### Stated goal:
Each entry below should be echoed exactly, with pictures omitted.
--- start of Records for the task ---
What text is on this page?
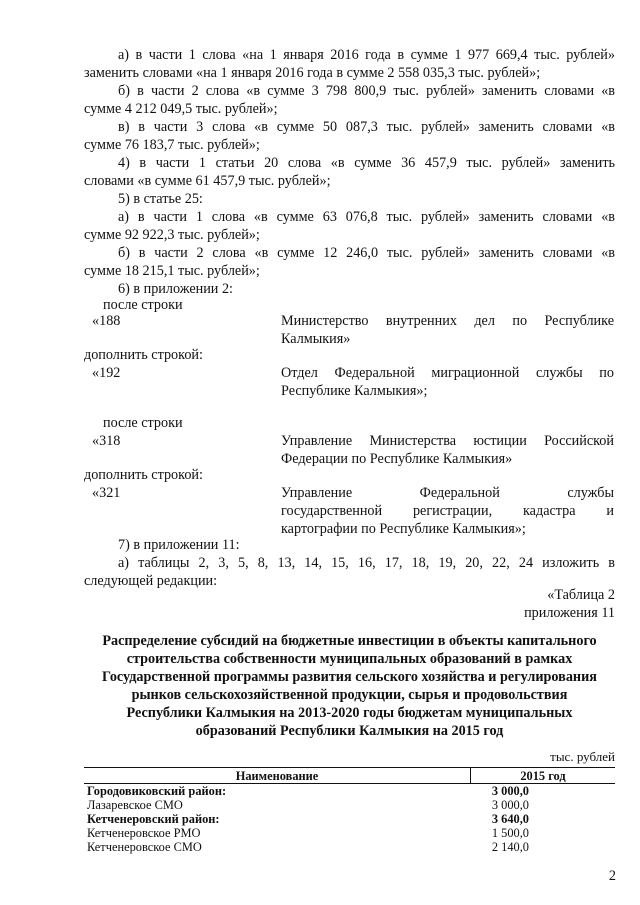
а) в части 1 слова «на 1 января 2016 года в сумме 1 977 669,4 тыс. рублей»
заменить словами «на 1 января 2016 года в сумме 2 558 035,3 тыс. рублей»;
б) в части 2 слова «в сумме 3 798 800,9 тыс. рублей» заменить словами «в
сумме 4 212 049,5 тыс. рублей»;
в) в части 3 слова «в сумме 50 087,3 тыс. рублей» заменить словами «в
сумме 76 183,7 тыс. рублей»;
4) в части 1 статьи 20 слова «в сумме 36 457,9 тыс. рублей» заменить
словами «в сумме 61 457,9 тыс. рублей»;
5) в статье 25:
а) в части 1 слова «в сумме 63 076,8 тыс. рублей» заменить словами «в
сумме 92 922,3 тыс. рублей»;
б) в части 2 слова «в сумме 12 246,0 тыс. рублей» заменить словами «в
сумме 18 215,1 тыс. рублей»;
6) в приложении 2:
после строки
«188	Министерство внутренних дел по Республике
Калмыкия»
дополнить строкой:
«192	Отдел Федеральной миграционной службы по
Республике Калмыкия»;
после строки
«318	Управление Министерства юстиции Российской
Федерации по Республике Калмыкия»
дополнить строкой:
«321	Управление Федеральной службы
государственной регистрации, кадастра и
картографии по Республике Калмыкия»;
7) в приложении 11:
а) таблицы 2, 3, 5, 8, 13, 14, 15, 16, 17, 18, 19, 20, 22, 24 изложить в
следующей редакции:
«Таблица 2
приложения 11
Распределение субсидий на бюджетные инвестиции в объекты капитального
строительства собственности муниципальных образований в рамках
Государственной программы развития сельского хозяйства и регулирования
рынков сельскохозяйственной продукции, сырья и продовольствия
Республики Калмыкия на 2013-2020 годы бюджетам муниципальных
образований Республики Калмыкия на 2015 год
тыс. рублей
Наименование	2015 год
Городовиковский район:	3 000,0
Лазаревское СМО	3 000,0
Кетченеровский район:	3 640,0
Кетченеровское РМО	1 500,0
Кетченеровское СМО	2 140,0
2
--- end of Records for the task ---
### Answer to this exercise:
What text is on this page?
а) в части 1 слова «на 1 января 2016 года в сумме 1 977 669,4 тыс. рублей»
заменить словами «на 1 января 2016 года в сумме 2 558 035,3 тыс. рублей»;
б) в части 2 слова «в сумме 3 798 800,9 тыс. рублей» заменить словами «в
сумме 4 212 049,5 тыс. рублей»;
в) в части 3 слова «в сумме 50 087,3 тыс. рублей» заменить словами «в
сумме 76 183,7 тыс. рублей»;
4) в части 1 статьи 20 слова «в сумме 36 457,9 тыс. рублей» заменить
словами «в сумме 61 457,9 тыс. рублей»;
5) в статье 25:
а) в части 1 слова «в сумме 63 076,8 тыс. рублей» заменить словами «в
сумме 92 922,3 тыс. рублей»;
б) в части 2 слова «в сумме 12 246,0 тыс. рублей» заменить словами «в
сумме 18 215,1 тыс. рублей»;
6) в приложении 2:
после строки
«188	Министерство внутренних дел по Республике
Калмыкия»
дополнить строкой:
«192	Отдел Федеральной миграционной службы по
Республике Калмыкия»;
после строки
«318	Управление Министерства юстиции Российской
Федерации по Республике Калмыкия»
дополнить строкой:
«321	Управление Федеральной службы
государственной регистрации, кадастра и
картографии по Республике Калмыкия»;
7) в приложении 11:
а) таблицы 2, 3, 5, 8, 13, 14, 15, 16, 17, 18, 19, 20, 22, 24 изложить в
следующей редакции:
«Таблица 2
приложения 11
Распределение субсидий на бюджетные инвестиции в объекты капитального
строительства собственности муниципальных образований в рамках
Государственной программы развития сельского хозяйства и регулирования
рынков сельскохозяйственной продукции, сырья и продовольствия
Республики Калмыкия на 2013-2020 годы бюджетам муниципальных
образований Республики Калмыкия на 2015 год
тыс. рублей
Наименование	2015 год
Городовиковский район:	3 000,0
Лазаревское СМО	3 000,0
Кетченеровский район:	3 640,0
Кетченеровское РМО	1 500,0
Кетченеровское СМО	2 140,0
2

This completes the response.